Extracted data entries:
________________________

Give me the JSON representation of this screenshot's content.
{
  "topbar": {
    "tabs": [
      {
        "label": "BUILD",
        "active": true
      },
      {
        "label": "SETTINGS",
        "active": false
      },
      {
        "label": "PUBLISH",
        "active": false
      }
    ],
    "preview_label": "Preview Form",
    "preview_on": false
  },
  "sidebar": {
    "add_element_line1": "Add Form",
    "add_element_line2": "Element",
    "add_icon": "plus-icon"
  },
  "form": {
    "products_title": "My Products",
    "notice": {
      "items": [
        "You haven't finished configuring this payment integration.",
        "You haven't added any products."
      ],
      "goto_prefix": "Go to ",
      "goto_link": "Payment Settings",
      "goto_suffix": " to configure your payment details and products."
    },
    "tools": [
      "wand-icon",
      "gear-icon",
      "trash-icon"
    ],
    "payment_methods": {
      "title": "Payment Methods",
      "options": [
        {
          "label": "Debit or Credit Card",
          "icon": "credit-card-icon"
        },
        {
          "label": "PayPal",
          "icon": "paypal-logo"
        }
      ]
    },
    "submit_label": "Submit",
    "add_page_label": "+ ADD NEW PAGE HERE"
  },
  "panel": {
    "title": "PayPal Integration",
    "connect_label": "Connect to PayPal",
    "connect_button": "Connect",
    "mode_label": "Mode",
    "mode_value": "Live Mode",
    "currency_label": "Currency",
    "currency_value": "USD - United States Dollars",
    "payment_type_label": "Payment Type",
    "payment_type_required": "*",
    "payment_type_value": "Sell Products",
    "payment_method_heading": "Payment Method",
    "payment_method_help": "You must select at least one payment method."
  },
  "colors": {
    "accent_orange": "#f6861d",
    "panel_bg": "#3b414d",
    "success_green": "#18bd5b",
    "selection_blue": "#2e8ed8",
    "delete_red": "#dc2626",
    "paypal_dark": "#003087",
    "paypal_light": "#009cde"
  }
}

________________________

WORK TO COMPLETE = Reproduce each record exactly, leaving nothing out.

CORRECT ANSWER =
Give me the JSON representation of this screenshot's content.
{
  "topbar": {
    "tabs": [
      {
        "label": "BUILD",
        "active": true
      },
      {
        "label": "SETTINGS",
        "active": false
      },
      {
        "label": "PUBLISH",
        "active": false
      }
    ],
    "preview_label": "Preview Form",
    "preview_on": false
  },
  "sidebar": {
    "add_element_line1": "Add Form",
    "add_element_line2": "Element",
    "add_icon": "plus-icon"
  },
  "form": {
    "products_title": "My Products",
    "notice": {
      "items": [
        "You haven't finished configuring this payment integration.",
        "You haven't added any products."
      ],
      "goto_prefix": "Go to ",
      "goto_link": "Payment Settings",
      "goto_suffix": " to configure your payment details and products."
    },
    "tools": [
      "wand-icon",
      "gear-icon",
      "trash-icon"
    ],
    "payment_methods": {
      "title": "Payment Methods",
      "options": [
        {
          "label": "Debit or Credit Card",
          "icon": "credit-card-icon"
        },
        {
          "label": "PayPal",
          "icon": "paypal-logo"
        }
      ]
    },
    "submit_label": "Submit",
    "add_page_label": "+ ADD NEW PAGE HERE"
  },
  "panel": {
    "title": "PayPal Integration",
    "connect_label": "Connect to PayPal",
    "connect_button": "Connect",
    "mode_label": "Mode",
    "mode_value": "Live Mode",
    "currency_label": "Currency",
    "currency_value": "USD - United States Dollars",
    "payment_type_label": "Payment Type",
    "payment_type_required": "*",
    "payment_type_value": "Sell Products",
    "payment_method_heading": "Payment Method",
    "payment_method_help": "You must select at least one payment method."
  },
  "colors": {
    "accent_orange": "#f6861d",
    "panel_bg": "#3b414d",
    "success_green": "#18bd5b",
    "selection_blue": "#2e8ed8",
    "delete_red": "#dc2626",
    "paypal_dark": "#003087",
    "paypal_light": "#009cde"
  }
}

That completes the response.